§ Try it
Your answer must be the full set of records, copied exactly, with no pictures in it.

§ Dataset entries

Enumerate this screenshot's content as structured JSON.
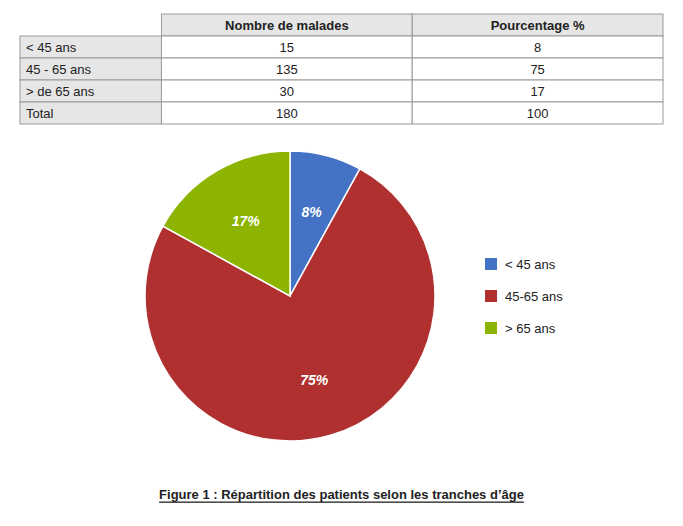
{
  "chart_data": [
    {
      "type": "table",
      "columns": [
        "Nombre de malades",
        "Pourcentage %"
      ],
      "rows": [
        "< 45 ans",
        "45 - 65 ans",
        "> de 65 ans",
        "Total"
      ],
      "cells": [
        [
          15,
          8
        ],
        [
          135,
          75
        ],
        [
          30,
          17
        ],
        [
          180,
          100
        ]
      ]
    },
    {
      "type": "pie",
      "title": "Figure 1 : Répartition des patients selon les tranches d’âge",
      "categories": [
        "< 45 ans",
        "45-65 ans",
        "> 65 ans"
      ],
      "values": [
        8,
        75,
        17
      ],
      "value_labels": [
        "8%",
        "75%",
        "17%"
      ],
      "colors": [
        "#4472c4",
        "#b03030",
        "#8db400"
      ],
      "data_labels": true,
      "legend": "right"
    }
  ]
}
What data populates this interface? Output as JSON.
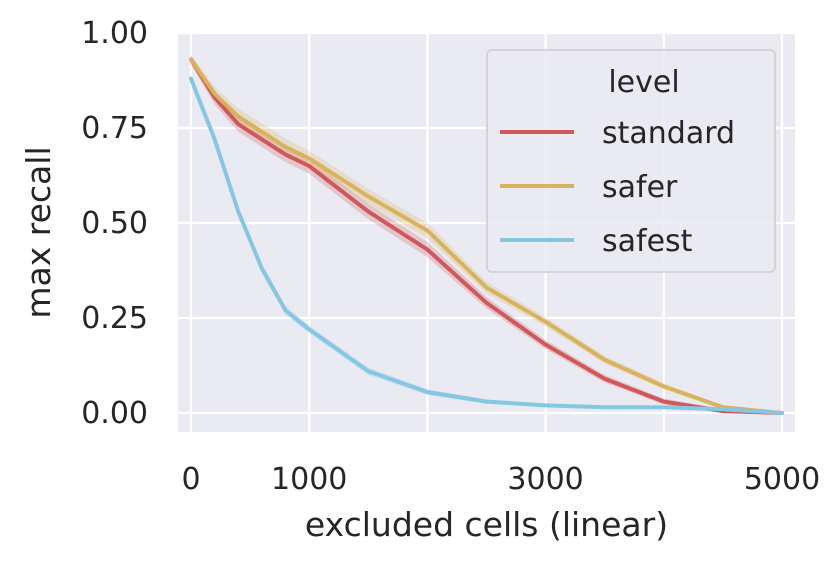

§ Response area
Enumerate this screenshot's content as structured JSON.
{
  "chart_data": [
    {
      "type": "table",
      "columns": [
        "Nombre de malades",
        "Pourcentage %"
      ],
      "rows": [
        "< 45 ans",
        "45 - 65 ans",
        "> de 65 ans",
        "Total"
      ],
      "cells": [
        [
          15,
          8
        ],
        [
          135,
          75
        ],
        [
          30,
          17
        ],
        [
          180,
          100
        ]
      ]
    },
    {
      "type": "pie",
      "title": "Figure 1 : Répartition des patients selon les tranches d’âge",
      "categories": [
        "< 45 ans",
        "45-65 ans",
        "> 65 ans"
      ],
      "values": [
        8,
        75,
        17
      ],
      "value_labels": [
        "8%",
        "75%",
        "17%"
      ],
      "colors": [
        "#4472c4",
        "#b03030",
        "#8db400"
      ],
      "data_labels": true,
      "legend": "right"
    }
  ]
}
What data populates this interface? Output as JSON.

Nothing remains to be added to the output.